↓
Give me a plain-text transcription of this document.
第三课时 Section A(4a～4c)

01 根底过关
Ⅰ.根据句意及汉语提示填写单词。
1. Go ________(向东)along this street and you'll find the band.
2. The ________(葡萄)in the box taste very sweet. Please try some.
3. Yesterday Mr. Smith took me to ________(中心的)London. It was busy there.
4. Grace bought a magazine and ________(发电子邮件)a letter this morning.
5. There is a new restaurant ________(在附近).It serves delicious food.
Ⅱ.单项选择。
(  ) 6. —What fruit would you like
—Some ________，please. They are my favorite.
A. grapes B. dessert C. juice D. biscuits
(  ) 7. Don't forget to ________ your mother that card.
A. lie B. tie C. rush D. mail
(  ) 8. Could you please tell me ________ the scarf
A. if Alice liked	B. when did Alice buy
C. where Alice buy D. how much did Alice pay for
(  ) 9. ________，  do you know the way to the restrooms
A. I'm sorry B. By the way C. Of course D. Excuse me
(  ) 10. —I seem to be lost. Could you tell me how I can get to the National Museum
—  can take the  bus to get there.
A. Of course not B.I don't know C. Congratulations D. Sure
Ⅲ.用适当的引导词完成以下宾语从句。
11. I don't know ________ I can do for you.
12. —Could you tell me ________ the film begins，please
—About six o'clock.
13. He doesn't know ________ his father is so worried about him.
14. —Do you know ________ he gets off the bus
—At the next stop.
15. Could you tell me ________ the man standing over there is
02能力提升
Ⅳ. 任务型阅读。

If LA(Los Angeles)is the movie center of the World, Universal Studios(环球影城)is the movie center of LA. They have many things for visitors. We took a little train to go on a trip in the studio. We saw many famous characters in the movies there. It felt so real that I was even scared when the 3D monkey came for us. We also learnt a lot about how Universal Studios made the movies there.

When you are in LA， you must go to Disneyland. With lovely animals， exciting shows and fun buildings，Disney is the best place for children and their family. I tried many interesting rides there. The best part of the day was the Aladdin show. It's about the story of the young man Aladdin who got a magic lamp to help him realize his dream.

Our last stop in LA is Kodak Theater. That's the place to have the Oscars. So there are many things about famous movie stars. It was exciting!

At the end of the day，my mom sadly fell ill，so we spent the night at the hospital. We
↑
Given exercise:
Only a number is wanted: how many lines contain "this"?

Task result:
3